Exercise aim: Records follow. Pull out every line that contains "какая".

◆ ◆ ◆

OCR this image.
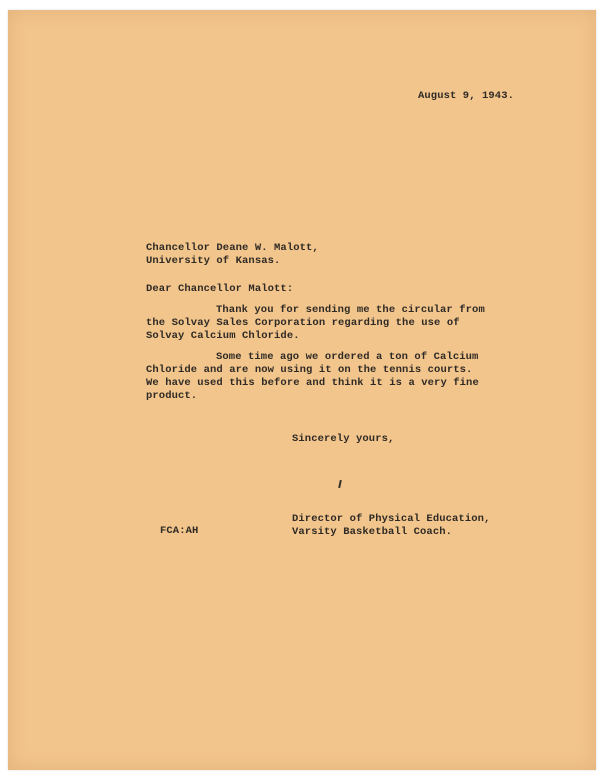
August 9, 1943.
Chancellor Deane W. Malott,
University of Kansas.
Dear Chancellor Malott:
Thank you for sending me the circular from
the Solvay Sales Corporation regarding the use of
Solvay Calcium Chloride.
Some time ago we ordered a ton of Calcium
Chloride and are now using it on the tennis courts.
We have used this before and think it is a very fine
product.
Sincerely yours,
Director of Physical Education,
Varsity Basketball Coach.
FCA:AH
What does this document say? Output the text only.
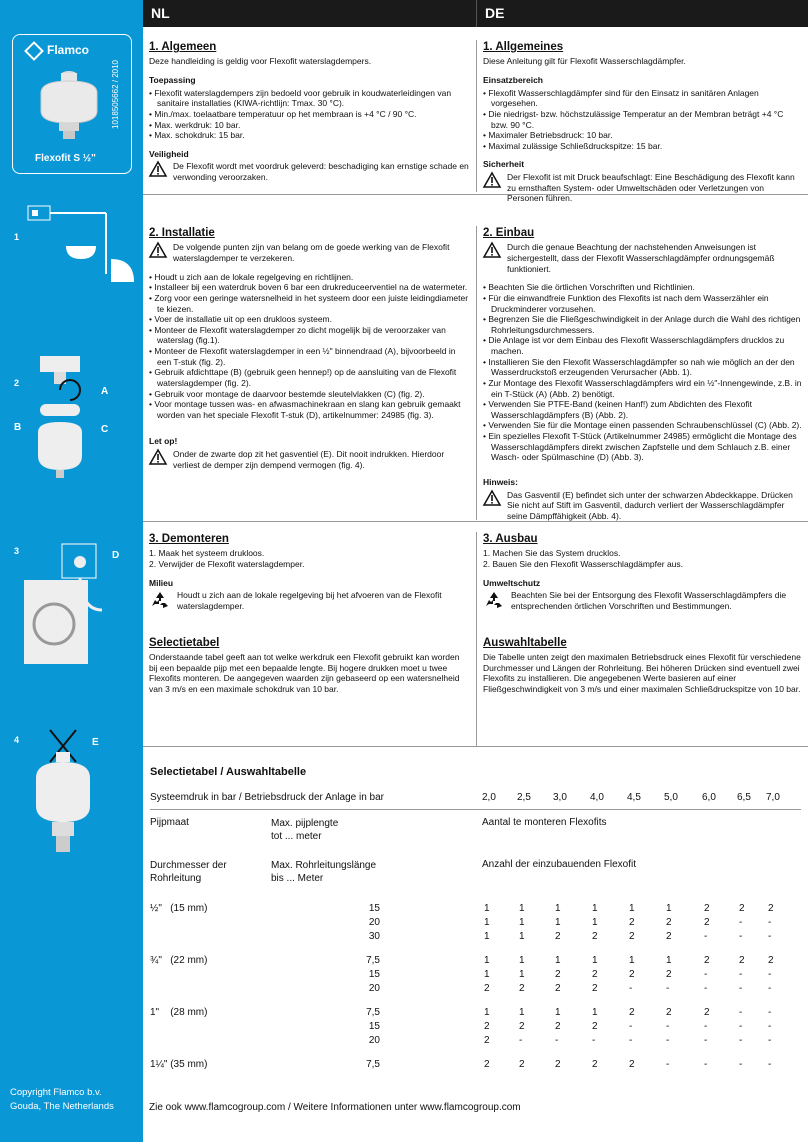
Flamco
Flexofit S ½"
1018505662 / 2010
1
2
A
B	C
3	D
4	E
Copyright Flamco b.v.
Gouda, The Netherlands
NL	DE
1. Algemeen

Deze handleiding is geldig voor Flexofit waterslagdempers.

Toepassing
• Flexofit waterslagdempers zijn bedoeld voor gebruik in koudwaterleidingen van sanitaire installaties (KIWA-richtlijn: Tmax. 30 °C).
• Min./max. toelaatbare temperatuur op het membraan is +4 °C / 90 °C.
• Max. werkdruk: 10 bar.
• Max. schokdruk: 15 bar.
Veiligheid
De Flexofit wordt met voordruk geleverd: beschadiging kan ernstige schade en verwonding veroorzaken.
2. Installatie
De volgende punten zijn van belang om de goede werking van de Flexofit waterslagdemper te verzekeren.
• Houdt u zich aan de lokale regelgeving en richtlijnen.
• Installeer bij een waterdruk boven 6 bar een drukreduceerventiel na de watermeter.
• Zorg voor een geringe watersnelheid in het systeem door een juiste leidingdiameter te kiezen.
• Voer de installatie uit op een drukloos systeem.
• Monteer de Flexofit waterslagdemper zo dicht mogelijk bij de veroorzaker van waterslag (fig.1).
• Monteer de Flexofit waterslagdemper in een ½" binnendraad (A), bijvoorbeeld in een T-stuk (fig. 2).
• Gebruik afdichttape (B) (gebruik geen hennep!) op de aansluiting van de Flexofit waterslagdemper (fig. 2).
• Gebruik voor montage de daarvoor bestemde sleutelvlakken (C) (fig. 2).
• Voor montage tussen was- en afwasmachinekraan en slang kan gebruik gemaakt worden van het speciale Flexofit T-stuk (D), artikelnummer: 24985 (fig. 3).
Let op!
Onder de zwarte dop zit het gasventiel (E). Dit nooit indrukken. Hierdoor verliest de demper zijn dempend vermogen (fig. 4).
3. Demonteren

1. Maak het systeem drukloos.

2. Verwijder de Flexofit waterslagdemper.

Milieu
Houdt u zich aan de lokale regelgeving bij het afvoeren van de Flexofit waterslagdemper.
Selectietabel

Onderstaande tabel geeft aan tot welke werkdruk een Flexofit gebruikt kan worden bij een bepaalde pijp met een bepaalde lengte. Bij hogere drukken moet u twee Flexofits monteren. De aangegeven waarden zijn gebaseerd op een watersnelheid van 3 m/s en een maximale schokdruk van 10 bar.

1. Allgemeines

Diese Anleitung gilt für Flexofit Wasserschlagdämpfer.

Einsatzbereich
• Flexofit Wasserschlagdämpfer sind für den Einsatz in sanitären Anlagen vorgesehen.
• Die niedrigst- bzw. höchstzulässige Temperatur an der Membran beträgt +4 °C bzw. 90 °C.
• Maximaler Betriebsdruck: 10 bar.
• Maximal zulässige Schließdruckspitze: 15 bar.
Sicherheit
Der Flexofit ist mit Druck beaufschlagt: Eine Beschädigung des Flexofit kann zu ernsthaften System- oder Umweltschäden oder Verletzungen von Personen führen.
2. Einbau
Durch die genaue Beachtung der nachstehenden Anweisungen ist sichergestellt, dass der Flexofit Wasserschlagdämpfer ordnungsgemäß funktioniert.
• Beachten Sie die örtlichen Vorschriften und Richtlinien.
• Für die einwandfreie Funktion des Flexofits ist nach dem Wasserzähler ein Druckminderer vorzusehen.
• Begrenzen Sie die Fließgeschwindigkeit in der Anlage durch die Wahl des richtigen Rohrleitungsdurchmessers.
• Die Anlage ist vor dem Einbau des Flexofit Wasserschlagdämpfers drucklos zu machen.
• Installieren Sie den Flexofit Wasserschlagdämpfer so nah wie möglich an der den Wasserdruckstoß erzeugenden Verursacher (Abb. 1).
• Zur Montage des Flexofit Wasserschlagdämpfers wird ein ½"-Innengewinde, z.B. in ein T-Stück (A) (Abb. 2) benötigt.
• Verwenden Sie PTFE-Band (keinen Hanf!) zum Abdichten des Flexofit Wasserschlagdämpfers (B) (Abb. 2).
• Verwenden Sie für die Montage einen passenden Schraubenschlüssel (C) (Abb. 2).
• Ein spezielles Flexofit T-Stück (Artikelnummer 24985) ermöglicht die Montage des Wasserschlagdämpfers direkt zwischen Zapfstelle und dem Schlauch z.B. einer Wasch- oder Spülmaschine (D) (Abb. 3).
Hinweis:
Das Gasventil (E) befindet sich unter der schwarzen Abdeckkappe. Drücken Sie nicht auf Stift im Gasventil, dadurch verliert der Wasserschlagdämpfer seine Dämpffähigkeit (Abb. 4).
3. Ausbau

1. Machen Sie das System drucklos.

2. Bauen Sie den Flexofit Wasserschlagdämpfer aus.

Umweltschutz
Beachten Sie bei der Entsorgung des Flexofit Wasserschlagdämpfers die entsprechenden örtlichen Vorschriften und Bestimmungen.
Auswahltabelle

Die Tabelle unten zeigt den maximalen Betriebsdruck eines Flexofit für verschiedene Durchmesser und Längen der Rohrleitung. Bei höheren Drücken sind eventuell zwei Flexofits zu installieren. Die angegebenen Werte basieren auf einer Fließgeschwindigkeit von 3 m/s und einer maximalen Schließdruckspitze von 10 bar.

Selectietabel / Auswahltabelle
Systeemdruk in bar / Betriebsdruck der Anlage in bar	2,0 2,5 3,0 4,0 4,5 5,0 6,0 6,5 7,0
Pijpmaat	Max. pijplengte
tot ... meter
Aantal te monteren Flexofits
Durchmesser der
Rohrleitung
Max. Rohrleitungslänge
bis ... Meter
Anzahl der einzubauenden Flexofit
½"   (15 mm)	15	1	1	1	1	1	1	2	2 2
20	1	1	1	1	2	2	2	-	-
30	1	1	2	2	2	2	-	-	-
¾"   (22 mm)	7,5	1	1	1	1	1	1	2	2 2
15	1	1	2	2	2	2	-	-	-
20	2	2	2	2	-	-	-	-	-
1"    (28 mm)	7,5	1	1	1	1	2	2	2	-	-
15	2	2	2	2	-	-	-	-	-
20	2	-	-	-	-	-	-	-	-
1¼" (35 mm)	7,5	2	2	2	2	2	-	-	-	-
Zie ook www.flamcogroup.com / Weitere Informationen unter www.flamcogroup.com
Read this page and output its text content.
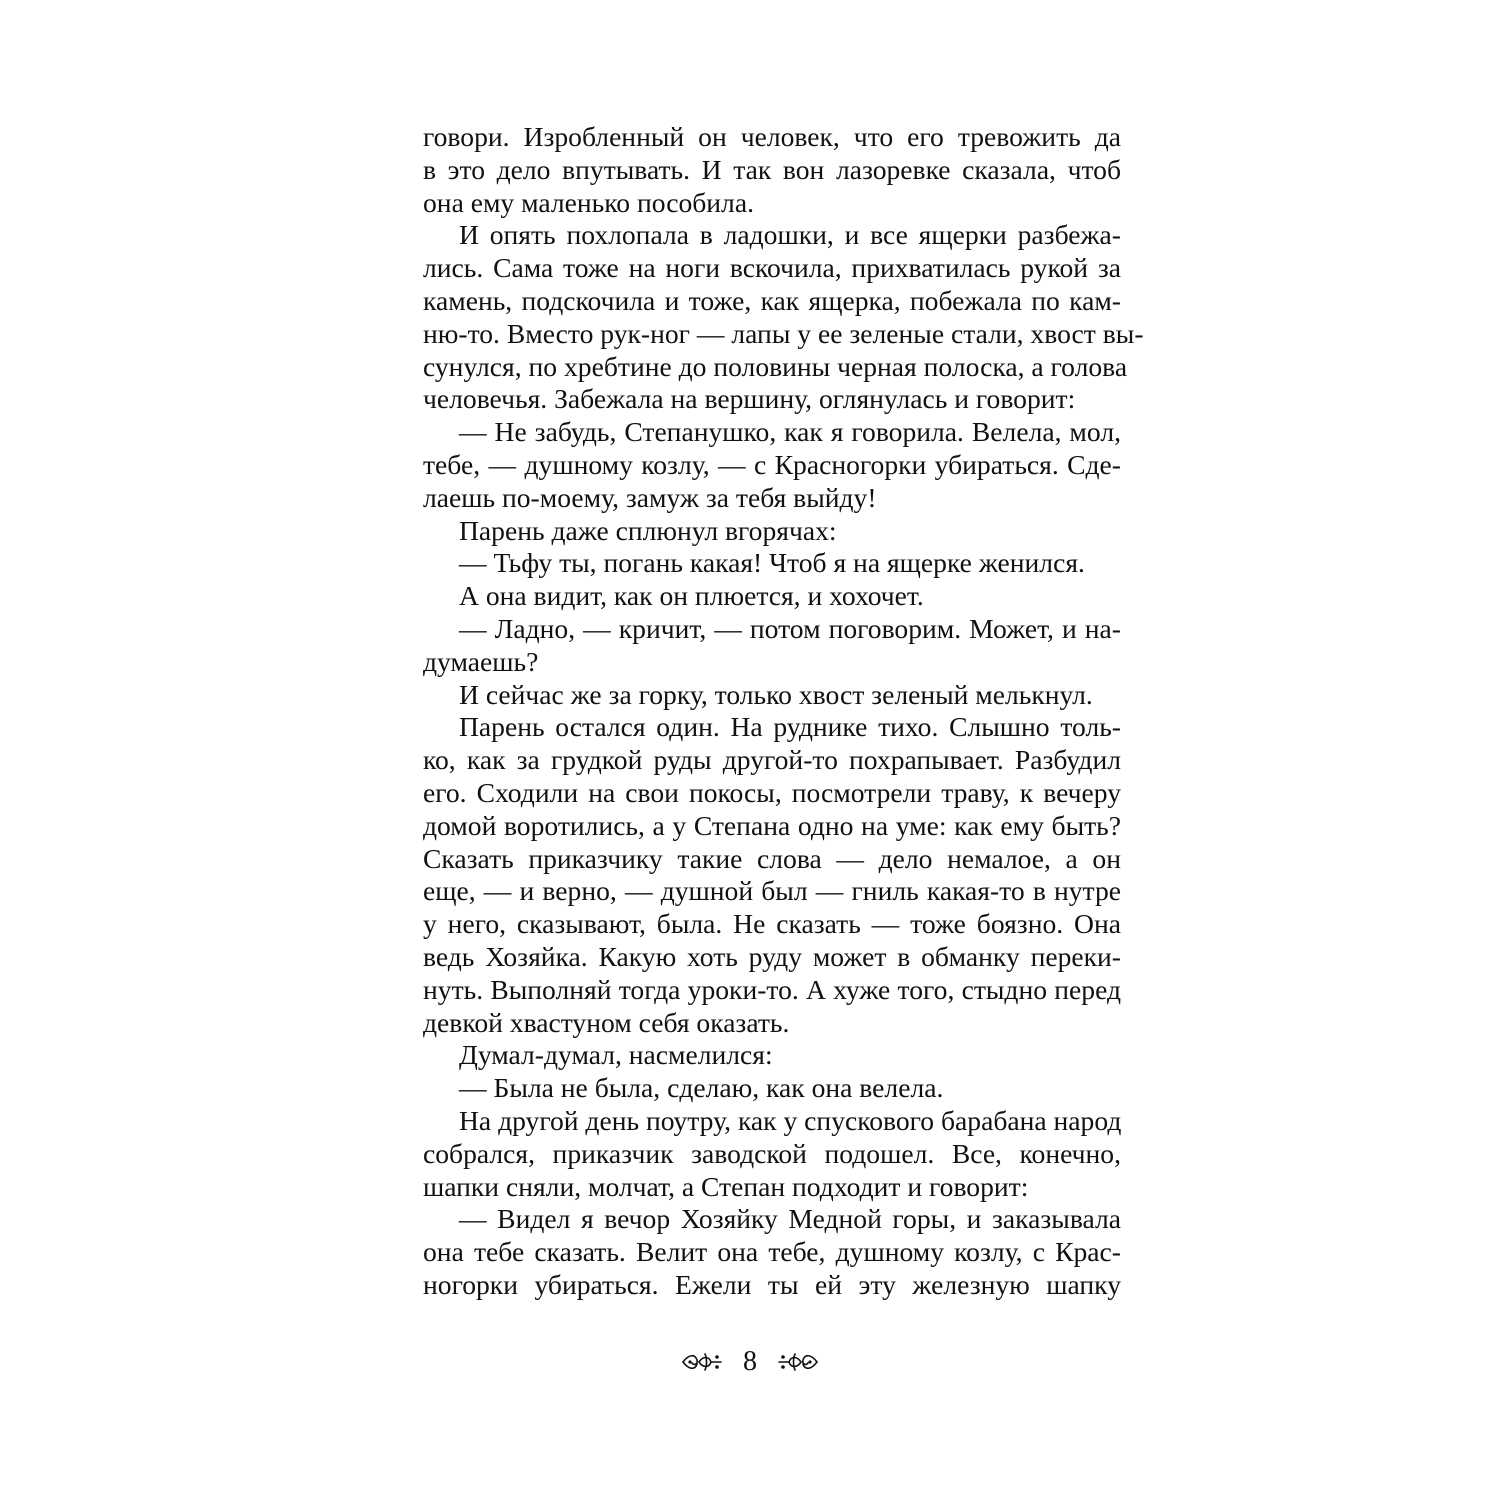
говори. Изробленный он человек, что его тревожить да
в это дело впутывать. И так вон лазоревке сказала, чтоб
она ему маленько пособила.
И опять похлопала в ладошки, и все ящерки разбежа-
лись. Сама тоже на ноги вскочила, прихватилась рукой за
камень, подскочила и тоже, как ящерка, побежала по кам-
ню-то. Вместо рук-ног — лапы у ее зеленые стали, хвост вы-
сунулся, по хребтине до половины черная полоска, а голова
человечья. Забежала на вершину, оглянулась и говорит:
— Не забудь, Степанушко, как я говорила. Велела, мол,
тебе, — душному козлу, — с Красногорки убираться. Сде-
лаешь по-моему, замуж за тебя выйду!
Парень даже сплюнул вгорячах:
— Тьфу ты, погань какая! Чтоб я на ящерке женился.
А она видит, как он плюется, и хохочет.
— Ладно, — кричит, — потом поговорим. Может, и на-
думаешь?
И сейчас же за горку, только хвост зеленый мелькнул.
Парень остался один. На руднике тихо. Слышно толь-
ко, как за грудкой руды другой-то похрапывает. Разбудил
его. Сходили на свои покосы, посмотрели траву, к вечеру
домой воротились, а у Степана одно на уме: как ему быть?
Сказать приказчику такие слова — дело немалое, а он
еще, — и верно, — душной был — гниль какая-то в нутре
у него, сказывают, была. Не сказать — тоже боязно. Она
ведь Хозяйка. Какую хоть руду может в обманку переки-
нуть. Выполняй тогда уроки-то. А хуже того, стыдно перед
девкой хвастуном себя оказать.
Думал-думал, насмелился:
— Была не была, сделаю, как она велела.
На другой день поутру, как у спускового барабана народ
собрался, приказчик заводской подошел. Все, конечно,
шапки сняли, молчат, а Степан подходит и говорит:
— Видел я вечор Хозяйку Медной горы, и заказывала
она тебе сказать. Велит она тебе, душному козлу, с Крас-
ногорки убираться. Ежели ты ей эту железную шапку
8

◆ ◆ ◆

The answer:
— Тьфу ты, погань какая! Чтоб я на ящерке женился.
еще, — и верно, — душной был — гниль какая-то в нутре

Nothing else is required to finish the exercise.